● Given instruction
Convert every line of the data below into a Markdown table with the columns "Row" and "Line," skipping blank lines. Leave the pictures out.

● Element location data
# # # #

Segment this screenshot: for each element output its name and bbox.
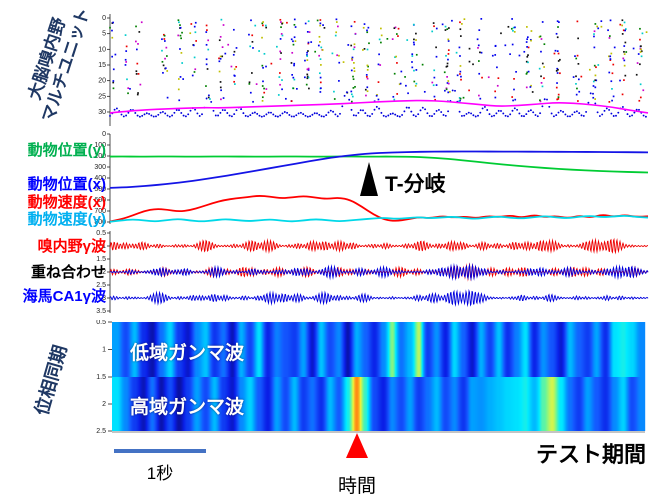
raster-plot-canvas — [88, 8, 650, 132]
label-t-junction: T-分岐 — [385, 173, 446, 196]
label-high-gamma: 高域ガンマ波 — [130, 397, 245, 418]
label-position-y: 動物位置(y) — [27, 142, 106, 159]
raster-axis-title: 大脳嗅内野 マルチユニット — [17, 0, 96, 132]
label-velocity-y: 動物速度(y) — [27, 211, 106, 228]
one-second-scalebar — [114, 449, 206, 453]
label-time: 時間 — [337, 476, 376, 497]
label-velocity-x: 動物速度(x) — [27, 194, 106, 211]
time-marker-triangle — [346, 433, 368, 458]
t-junction-marker-triangle — [360, 162, 378, 196]
gamma-wave-canvas — [88, 227, 650, 316]
label-one-second: 1秒 — [146, 464, 174, 483]
phase-sync-heatmap-canvas — [88, 320, 650, 434]
label-test-period: テスト期間 — [535, 442, 646, 467]
phase-sync-axis-title: 位相同期 — [31, 342, 71, 418]
label-ec-gamma: 嗅内野γ波 — [37, 238, 106, 255]
label-position-x: 動物位置(x) — [27, 176, 106, 193]
label-overlay: 重ね合わせ — [30, 264, 106, 281]
label-low-gamma: 低域ガンマ波 — [130, 343, 245, 364]
label-ca1-gamma: 海馬CA1γ波 — [22, 288, 106, 305]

# # # #

● Solution below
| Row | Line |
|---|---|
| 1 | Segment this screenshot: for each element output its name and bbox. |
| 2 | raster-plot-canvas — [88, 8, 650, 132] |
| 3 | label-t-junction: T-分岐 — [385, 173, 446, 196] |
| 4 | label-high-gamma: 高域ガンマ波 — [130, 397, 245, 418] |
| 5 | label-position-y: 動物位置(y) — [27, 142, 106, 159] |
| 6 | raster-axis-title: 大脳嗅内野 マルチユニット — [17, 0, 96, 132] |
| 7 | label-velocity-y: 動物速度(y) — [27, 211, 106, 228] |
| 8 | one-second-scalebar — [114, 449, 206, 453] |
| 9 | label-time: 時間 — [337, 476, 376, 497] |
| 10 | label-velocity-x: 動物速度(x) — [27, 194, 106, 211] |
| 11 | time-marker-triangle — [346, 433, 368, 458] |
| 12 | t-junction-marker-triangle — [360, 162, 378, 196] |
| 13 | gamma-wave-canvas — [88, 227, 650, 316] |
| 14 | label-one-second: 1秒 — [146, 464, 174, 483] |
| 15 | phase-sync-heatmap-canvas — [88, 320, 650, 434] |
| 16 | label-test-period: テスト期間 — [535, 442, 646, 467] |
| 17 | phase-sync-axis-title: 位相同期 — [31, 342, 71, 418] |
| 18 | label-ec-gamma: 嗅内野γ波 — [37, 238, 106, 255] |
| 19 | label-position-x: 動物位置(x) — [27, 176, 106, 193] |
| 20 | label-overlay: 重ね合わせ — [30, 264, 106, 281] |
| 21 | label-low-gamma: 低域ガンマ波 — [130, 343, 245, 364] |
| 22 | label-ca1-gamma: 海馬CA1γ波 — [22, 288, 106, 305] |